#### [Prompt]
Take each line that has the word "slope" and return it.

start Data rows

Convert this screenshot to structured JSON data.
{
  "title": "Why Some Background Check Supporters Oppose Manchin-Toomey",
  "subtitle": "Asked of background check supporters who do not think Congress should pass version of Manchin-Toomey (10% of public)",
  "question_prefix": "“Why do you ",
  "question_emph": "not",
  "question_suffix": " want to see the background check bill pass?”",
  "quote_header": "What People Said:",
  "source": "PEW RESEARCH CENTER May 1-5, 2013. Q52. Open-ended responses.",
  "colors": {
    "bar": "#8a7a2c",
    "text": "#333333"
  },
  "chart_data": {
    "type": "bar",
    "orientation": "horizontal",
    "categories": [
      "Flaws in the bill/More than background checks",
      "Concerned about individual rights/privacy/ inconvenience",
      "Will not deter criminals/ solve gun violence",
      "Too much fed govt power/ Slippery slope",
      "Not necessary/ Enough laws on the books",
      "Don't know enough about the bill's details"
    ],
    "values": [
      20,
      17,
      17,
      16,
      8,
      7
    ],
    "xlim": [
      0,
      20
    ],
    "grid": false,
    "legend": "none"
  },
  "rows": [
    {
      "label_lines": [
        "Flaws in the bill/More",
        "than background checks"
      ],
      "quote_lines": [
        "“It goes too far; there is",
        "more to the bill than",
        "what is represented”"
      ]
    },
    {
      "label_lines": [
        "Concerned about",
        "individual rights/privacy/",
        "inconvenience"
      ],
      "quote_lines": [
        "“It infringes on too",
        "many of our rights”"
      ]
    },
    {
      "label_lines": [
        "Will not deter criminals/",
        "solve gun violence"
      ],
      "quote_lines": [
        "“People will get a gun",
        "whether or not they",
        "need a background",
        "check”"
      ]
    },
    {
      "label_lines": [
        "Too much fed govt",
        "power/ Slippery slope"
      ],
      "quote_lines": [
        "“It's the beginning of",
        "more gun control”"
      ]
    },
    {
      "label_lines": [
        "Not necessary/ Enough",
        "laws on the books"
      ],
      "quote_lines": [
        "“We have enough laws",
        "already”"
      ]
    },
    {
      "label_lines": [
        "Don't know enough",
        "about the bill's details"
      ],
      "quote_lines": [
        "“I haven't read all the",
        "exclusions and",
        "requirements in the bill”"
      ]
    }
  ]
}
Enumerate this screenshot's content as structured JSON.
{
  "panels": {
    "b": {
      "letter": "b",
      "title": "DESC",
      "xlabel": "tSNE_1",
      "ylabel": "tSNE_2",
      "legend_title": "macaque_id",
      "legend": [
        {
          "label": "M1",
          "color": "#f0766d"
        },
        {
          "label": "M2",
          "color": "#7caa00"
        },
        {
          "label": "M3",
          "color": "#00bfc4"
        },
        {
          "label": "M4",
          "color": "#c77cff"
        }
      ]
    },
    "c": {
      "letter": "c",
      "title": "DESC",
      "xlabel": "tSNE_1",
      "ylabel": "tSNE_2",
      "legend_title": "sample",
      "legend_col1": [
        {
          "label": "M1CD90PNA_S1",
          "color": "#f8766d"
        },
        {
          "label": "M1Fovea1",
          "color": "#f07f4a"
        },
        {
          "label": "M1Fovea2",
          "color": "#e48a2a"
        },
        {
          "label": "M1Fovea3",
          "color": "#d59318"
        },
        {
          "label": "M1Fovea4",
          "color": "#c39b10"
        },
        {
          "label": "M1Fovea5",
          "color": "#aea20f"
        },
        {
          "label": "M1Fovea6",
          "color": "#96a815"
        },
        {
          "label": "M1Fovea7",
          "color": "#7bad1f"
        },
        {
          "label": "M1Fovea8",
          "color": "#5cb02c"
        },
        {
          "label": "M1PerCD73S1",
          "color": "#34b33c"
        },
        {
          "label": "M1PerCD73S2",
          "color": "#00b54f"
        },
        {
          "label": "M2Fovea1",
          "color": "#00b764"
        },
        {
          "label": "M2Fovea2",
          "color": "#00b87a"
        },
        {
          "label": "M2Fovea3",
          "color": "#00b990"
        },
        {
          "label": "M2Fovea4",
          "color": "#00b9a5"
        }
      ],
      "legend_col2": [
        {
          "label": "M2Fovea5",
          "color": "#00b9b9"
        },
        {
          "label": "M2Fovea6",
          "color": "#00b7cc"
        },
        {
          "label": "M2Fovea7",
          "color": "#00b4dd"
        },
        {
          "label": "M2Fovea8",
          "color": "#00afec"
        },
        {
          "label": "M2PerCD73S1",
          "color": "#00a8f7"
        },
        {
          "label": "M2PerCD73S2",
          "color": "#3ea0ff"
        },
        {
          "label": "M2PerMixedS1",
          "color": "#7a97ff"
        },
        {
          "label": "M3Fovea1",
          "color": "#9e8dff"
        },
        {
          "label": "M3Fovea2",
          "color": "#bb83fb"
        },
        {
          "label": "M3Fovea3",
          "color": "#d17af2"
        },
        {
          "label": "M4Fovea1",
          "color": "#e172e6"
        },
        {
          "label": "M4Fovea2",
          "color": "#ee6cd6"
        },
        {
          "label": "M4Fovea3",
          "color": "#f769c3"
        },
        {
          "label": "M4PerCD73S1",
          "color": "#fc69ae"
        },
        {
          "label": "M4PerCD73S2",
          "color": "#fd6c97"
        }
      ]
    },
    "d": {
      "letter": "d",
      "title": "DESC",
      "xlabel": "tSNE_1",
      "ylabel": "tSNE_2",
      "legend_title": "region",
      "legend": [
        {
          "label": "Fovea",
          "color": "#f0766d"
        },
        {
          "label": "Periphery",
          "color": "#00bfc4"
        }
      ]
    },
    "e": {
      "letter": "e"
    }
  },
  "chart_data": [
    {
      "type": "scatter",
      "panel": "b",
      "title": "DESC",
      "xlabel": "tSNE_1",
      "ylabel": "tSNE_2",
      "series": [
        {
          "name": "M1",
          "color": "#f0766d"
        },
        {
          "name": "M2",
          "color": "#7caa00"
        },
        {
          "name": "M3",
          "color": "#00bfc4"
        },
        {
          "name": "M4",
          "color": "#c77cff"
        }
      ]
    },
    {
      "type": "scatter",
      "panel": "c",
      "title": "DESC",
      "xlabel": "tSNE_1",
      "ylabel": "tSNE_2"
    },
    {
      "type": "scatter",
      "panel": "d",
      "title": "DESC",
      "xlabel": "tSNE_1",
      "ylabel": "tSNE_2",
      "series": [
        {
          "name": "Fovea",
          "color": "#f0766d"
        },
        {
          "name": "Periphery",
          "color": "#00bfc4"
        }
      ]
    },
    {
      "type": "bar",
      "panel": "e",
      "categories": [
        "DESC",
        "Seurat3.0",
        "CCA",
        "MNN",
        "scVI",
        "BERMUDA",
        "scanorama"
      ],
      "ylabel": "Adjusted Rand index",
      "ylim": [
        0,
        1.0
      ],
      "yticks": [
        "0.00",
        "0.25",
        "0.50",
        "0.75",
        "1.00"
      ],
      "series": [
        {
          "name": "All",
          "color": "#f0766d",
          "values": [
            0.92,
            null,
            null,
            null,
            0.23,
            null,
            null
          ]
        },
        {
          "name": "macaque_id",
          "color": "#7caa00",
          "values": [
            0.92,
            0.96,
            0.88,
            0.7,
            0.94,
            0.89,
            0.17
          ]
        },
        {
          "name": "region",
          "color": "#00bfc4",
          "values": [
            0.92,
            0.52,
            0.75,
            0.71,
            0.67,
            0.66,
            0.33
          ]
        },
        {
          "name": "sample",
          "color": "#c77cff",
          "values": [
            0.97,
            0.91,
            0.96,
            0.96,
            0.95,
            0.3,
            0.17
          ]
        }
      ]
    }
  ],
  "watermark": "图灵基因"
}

end Data rows

#### [Right answer]
      "Too much fed govt power/ Slippery slope",
        "power/ Slippery slope"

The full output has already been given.